Go through the data below. Pull out every line that has the word "antécédents".

Start Dataset rows

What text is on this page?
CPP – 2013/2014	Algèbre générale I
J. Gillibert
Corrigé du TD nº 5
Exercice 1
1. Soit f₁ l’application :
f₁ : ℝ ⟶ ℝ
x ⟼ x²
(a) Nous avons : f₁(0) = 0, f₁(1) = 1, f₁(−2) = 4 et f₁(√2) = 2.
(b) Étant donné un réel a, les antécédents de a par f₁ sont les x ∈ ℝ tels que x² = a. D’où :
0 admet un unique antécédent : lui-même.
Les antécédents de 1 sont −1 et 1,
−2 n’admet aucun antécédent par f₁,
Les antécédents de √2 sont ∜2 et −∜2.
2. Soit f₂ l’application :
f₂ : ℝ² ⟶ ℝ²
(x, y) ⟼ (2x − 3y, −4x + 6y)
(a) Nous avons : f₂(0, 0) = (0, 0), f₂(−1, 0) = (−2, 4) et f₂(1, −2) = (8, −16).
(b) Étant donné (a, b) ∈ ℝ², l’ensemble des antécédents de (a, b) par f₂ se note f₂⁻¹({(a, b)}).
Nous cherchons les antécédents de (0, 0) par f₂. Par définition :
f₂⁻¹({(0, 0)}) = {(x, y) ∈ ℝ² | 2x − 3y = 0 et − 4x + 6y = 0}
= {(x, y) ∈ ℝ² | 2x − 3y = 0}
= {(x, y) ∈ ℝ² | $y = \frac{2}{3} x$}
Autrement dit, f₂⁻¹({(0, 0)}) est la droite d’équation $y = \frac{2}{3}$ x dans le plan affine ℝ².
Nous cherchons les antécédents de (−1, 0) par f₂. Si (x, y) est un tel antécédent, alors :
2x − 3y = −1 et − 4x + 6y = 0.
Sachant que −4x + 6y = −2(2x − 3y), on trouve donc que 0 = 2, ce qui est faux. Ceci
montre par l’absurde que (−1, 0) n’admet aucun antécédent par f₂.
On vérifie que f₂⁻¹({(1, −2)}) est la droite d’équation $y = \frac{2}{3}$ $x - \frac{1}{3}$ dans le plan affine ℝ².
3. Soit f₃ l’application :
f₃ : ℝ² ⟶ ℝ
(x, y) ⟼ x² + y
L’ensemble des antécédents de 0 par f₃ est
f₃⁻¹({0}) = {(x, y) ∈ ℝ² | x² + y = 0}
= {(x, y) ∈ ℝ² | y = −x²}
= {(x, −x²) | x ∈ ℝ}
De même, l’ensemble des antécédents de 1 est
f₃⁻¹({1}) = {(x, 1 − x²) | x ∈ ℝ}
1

End Dataset rows
Start Dataset rows

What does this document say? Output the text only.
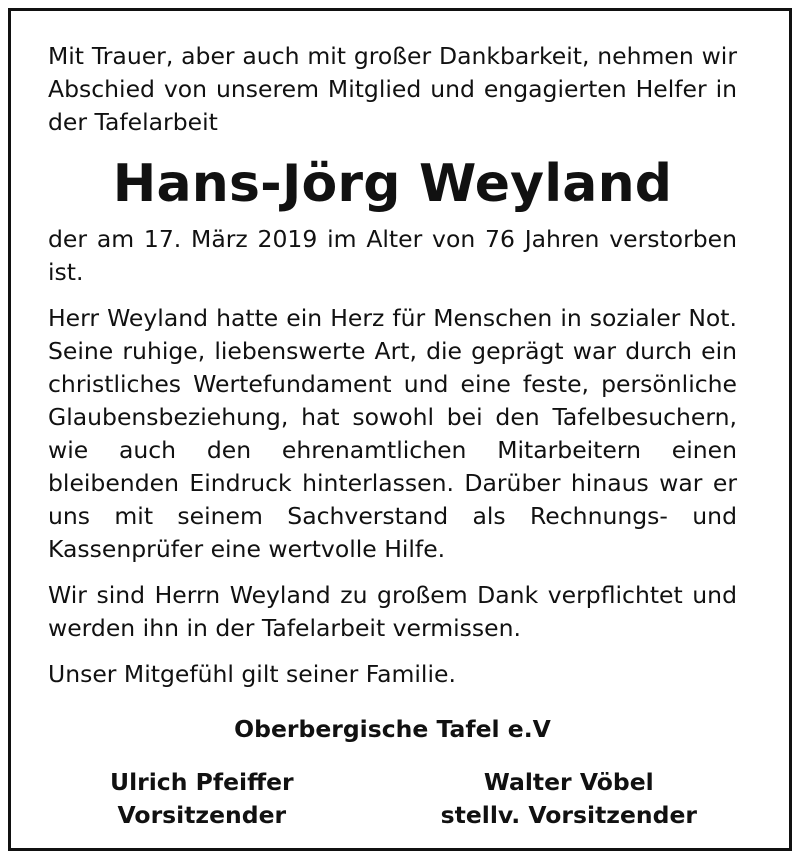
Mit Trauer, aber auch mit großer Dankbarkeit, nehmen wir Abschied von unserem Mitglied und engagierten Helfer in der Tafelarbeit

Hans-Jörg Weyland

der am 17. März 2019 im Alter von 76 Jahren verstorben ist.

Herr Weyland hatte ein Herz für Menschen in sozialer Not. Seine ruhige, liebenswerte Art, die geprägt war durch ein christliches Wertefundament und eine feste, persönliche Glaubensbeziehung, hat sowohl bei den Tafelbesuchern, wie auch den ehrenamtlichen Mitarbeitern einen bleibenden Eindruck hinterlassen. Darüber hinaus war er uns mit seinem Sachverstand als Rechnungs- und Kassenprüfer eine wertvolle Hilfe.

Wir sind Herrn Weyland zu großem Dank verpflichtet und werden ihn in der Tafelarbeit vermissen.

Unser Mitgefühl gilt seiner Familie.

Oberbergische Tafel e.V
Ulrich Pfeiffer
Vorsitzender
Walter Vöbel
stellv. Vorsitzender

End Dataset rows

Response to this exercise:
(b) Étant donné un réel a, les antécédents de a par f₁ sont les x ∈ ℝ tels que x² = a. D’où :
Les antécédents de 1 sont −1 et 1,
Les antécédents de √2 sont ∜2 et −∜2.
(b) Étant donné (a, b) ∈ ℝ², l’ensemble des antécédents de (a, b) par f₂ se note f₂⁻¹({(a, b)}).
Nous cherchons les antécédents de (0, 0) par f₂. Par définition :
Nous cherchons les antécédents de (−1, 0) par f₂. Si (x, y) est un tel antécédent, alors :
L’ensemble des antécédents de 0 par f₃ est
De même, l’ensemble des antécédents de 1 est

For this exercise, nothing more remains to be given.